## Your task
Transcribe each entry below exactly. Pictures do not go in the copy.

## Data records
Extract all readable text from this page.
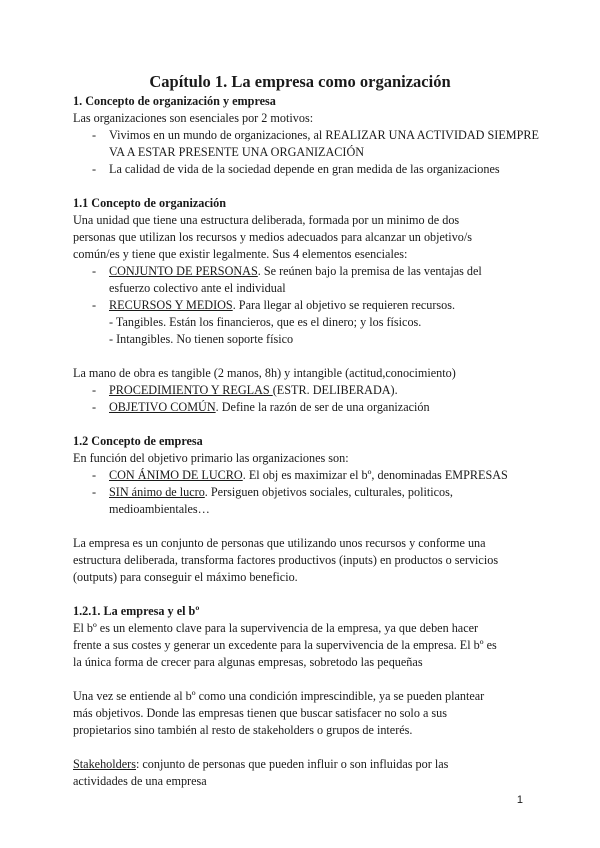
Capítulo 1. La empresa como organización
1. Concepto de organización y empresa
Las organizaciones son esenciales por 2 motivos:
- Vivimos en un mundo de organizaciones, al REALIZAR UNA ACTIVIDAD SIEMPRE
VA A ESTAR PRESENTE UNA ORGANIZACIÓN
- La calidad de vida de la sociedad depende en gran medida de las organizaciones
1.1 Concepto de organización
Una unidad que tiene una estructura deliberada, formada por un minimo de dos
personas que utilizan los recursos y medios adecuados para alcanzar un objetivo/s
común/es y tiene que existir legalmente. Sus 4 elementos esenciales:
- CONJUNTO DE PERSONAS. Se reúnen bajo la premisa de las ventajas del
esfuerzo colectivo ante el individual
- RECURSOS Y MEDIOS. Para llegar al objetivo se requieren recursos.
- Tangibles. Están los financieros, que es el dinero; y los físicos.
- Intangibles. No tienen soporte físico
La mano de obra es tangible (2 manos, 8h) y intangible (actitud,conocimiento)
- PROCEDIMIENTO Y REGLAS (ESTR. DELIBERADA).
- OBJETIVO COMÚN. Define la razón de ser de una organización
1.2 Concepto de empresa
En función del objetivo primario las organizaciones son:
- CON ÁNIMO DE LUCRO. El obj es maximizar el bº, denominadas EMPRESAS
- SIN ánimo de lucro. Persiguen objetivos sociales, culturales, politicos,
medioambientales…
La empresa es un conjunto de personas que utilizando unos recursos y conforme una
estructura deliberada, transforma factores productivos (inputs) en productos o servicios
(outputs) para conseguir el máximo beneficio.
1.2.1. La empresa y el bº
El bº es un elemento clave para la supervivencia de la empresa, ya que deben hacer
frente a sus costes y generar un excedente para la supervivencia de la empresa. El bº es
la única forma de crecer para algunas empresas, sobretodo las pequeñas
Una vez se entiende al bº como una condición imprescindible, ya se pueden plantear
más objetivos. Donde las empresas tienen que buscar satisfacer no solo a sus
propietarios sino también al resto de stakeholders o grupos de interés.
Stakeholders: conjunto de personas que pueden influir o son influidas por las
actividades de una empresa
1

## Problem solution
Extract all readable text from this page.
Capítulo 1. La empresa como organización
1. Concepto de organización y empresa
Las organizaciones son esenciales por 2 motivos:
- Vivimos en un mundo de organizaciones, al REALIZAR UNA ACTIVIDAD SIEMPRE
VA A ESTAR PRESENTE UNA ORGANIZACIÓN
- La calidad de vida de la sociedad depende en gran medida de las organizaciones
1.1 Concepto de organización
Una unidad que tiene una estructura deliberada, formada por un minimo de dos
personas que utilizan los recursos y medios adecuados para alcanzar un objetivo/s
común/es y tiene que existir legalmente. Sus 4 elementos esenciales:
- CONJUNTO DE PERSONAS. Se reúnen bajo la premisa de las ventajas del
esfuerzo colectivo ante el individual
- RECURSOS Y MEDIOS. Para llegar al objetivo se requieren recursos.
- Tangibles. Están los financieros, que es el dinero; y los físicos.
- Intangibles. No tienen soporte físico
La mano de obra es tangible (2 manos, 8h) y intangible (actitud,conocimiento)
- PROCEDIMIENTO Y REGLAS (ESTR. DELIBERADA).
- OBJETIVO COMÚN. Define la razón de ser de una organización
1.2 Concepto de empresa
En función del objetivo primario las organizaciones son:
- CON ÁNIMO DE LUCRO. El obj es maximizar el bº, denominadas EMPRESAS
- SIN ánimo de lucro. Persiguen objetivos sociales, culturales, politicos,
medioambientales…
La empresa es un conjunto de personas que utilizando unos recursos y conforme una
estructura deliberada, transforma factores productivos (inputs) en productos o servicios
(outputs) para conseguir el máximo beneficio.
1.2.1. La empresa y el bº
El bº es un elemento clave para la supervivencia de la empresa, ya que deben hacer
frente a sus costes y generar un excedente para la supervivencia de la empresa. El bº es
la única forma de crecer para algunas empresas, sobretodo las pequeñas
Una vez se entiende al bº como una condición imprescindible, ya se pueden plantear
más objetivos. Donde las empresas tienen que buscar satisfacer no solo a sus
propietarios sino también al resto de stakeholders o grupos de interés.
Stakeholders: conjunto de personas que pueden influir o son influidas por las
actividades de una empresa
1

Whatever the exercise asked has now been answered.